* [ACTIVITY]
Reproduce the passage on artists earning a living, starting at "From my experience" and ending at "of the cycle.".

* [TEXT PROVIDED]
*** Block opens ***

School is where they teach you the brushes and out here we can teach some knocks. You'll see artists all over Facebook and they're just starving the hell out of the place. Woe, woe, how will I survive. Pro tip on that, Annie Oakley: get the fuck off Facebook and work.
From what I see of relatives, they have it down fairly well as they get in and get out. If you start chatting on Facebook, your day is gone and you won't get one damn thing done. I've done it multiple times as I'm one hell of a time-wasting chatter but it's still fookin' wasting time.
So the artist has to survive and the Silas recommendation is for the full slut workup with everything from bumper stickers, ash trays, posters, t-shirts, and postcards. Every single one of them is advertising for the true work which only one person can have. That piece is real so I don't see any real slutting, this is just commercializing the brand. Maybe that's bad ... but so is starving. Maybe I'm a bit sanctimonious but ... fark ... I've starved plenty. I haven't liked it much.
From my experience with CafePress, I know they turn out good products. They're expensive but they last and they're well-made. So long as you're not trying to be a millionaire it should be reasonably-foreseeable to bring a steady income from these products. That income makes for more paints makes for more art and it all goes around. Everything is gravy if someone buys the original piece during the course of the cycle.

*** Block closes ***

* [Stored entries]
*** Block opens ***

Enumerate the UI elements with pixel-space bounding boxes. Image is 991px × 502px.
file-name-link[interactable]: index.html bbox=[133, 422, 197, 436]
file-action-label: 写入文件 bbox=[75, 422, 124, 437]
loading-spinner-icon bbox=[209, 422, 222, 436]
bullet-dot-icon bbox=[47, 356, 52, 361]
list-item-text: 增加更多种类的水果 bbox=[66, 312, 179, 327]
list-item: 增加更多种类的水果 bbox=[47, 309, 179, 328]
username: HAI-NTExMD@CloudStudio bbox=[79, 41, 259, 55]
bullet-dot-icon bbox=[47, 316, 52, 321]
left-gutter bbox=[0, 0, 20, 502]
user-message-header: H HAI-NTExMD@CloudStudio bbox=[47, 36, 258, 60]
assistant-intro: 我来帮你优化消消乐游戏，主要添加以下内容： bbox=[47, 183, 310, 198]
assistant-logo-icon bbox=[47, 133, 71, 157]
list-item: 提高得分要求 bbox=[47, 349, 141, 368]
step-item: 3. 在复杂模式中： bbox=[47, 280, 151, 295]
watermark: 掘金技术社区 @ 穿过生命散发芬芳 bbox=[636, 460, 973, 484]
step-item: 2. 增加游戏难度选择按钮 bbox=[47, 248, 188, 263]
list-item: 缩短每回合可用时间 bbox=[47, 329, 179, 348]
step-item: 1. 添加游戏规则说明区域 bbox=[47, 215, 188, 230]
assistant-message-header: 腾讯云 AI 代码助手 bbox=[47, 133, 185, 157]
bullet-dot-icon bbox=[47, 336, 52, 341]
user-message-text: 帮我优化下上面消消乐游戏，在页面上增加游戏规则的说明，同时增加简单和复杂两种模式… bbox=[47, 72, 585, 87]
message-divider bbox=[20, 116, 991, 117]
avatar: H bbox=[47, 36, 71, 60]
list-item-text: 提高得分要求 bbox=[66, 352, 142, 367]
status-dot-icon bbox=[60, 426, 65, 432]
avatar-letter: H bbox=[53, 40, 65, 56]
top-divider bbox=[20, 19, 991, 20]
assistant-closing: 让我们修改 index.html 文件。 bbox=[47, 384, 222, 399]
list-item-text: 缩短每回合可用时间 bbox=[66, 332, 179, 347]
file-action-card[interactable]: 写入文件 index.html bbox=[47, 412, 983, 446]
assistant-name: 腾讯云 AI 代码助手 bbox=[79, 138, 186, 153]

*** Block closes ***

* [THE COMPLETED TASK]
From my experience with CafePress, I know they turn out good products. They're expensive but they last and they're well-made. So long as you're not trying to be a millionaire it should be reasonably-foreseeable to bring a steady income from these products. That income makes for more paints makes for more art and it all goes around. Everything is gravy if someone buys the original piece during the course of the cycle.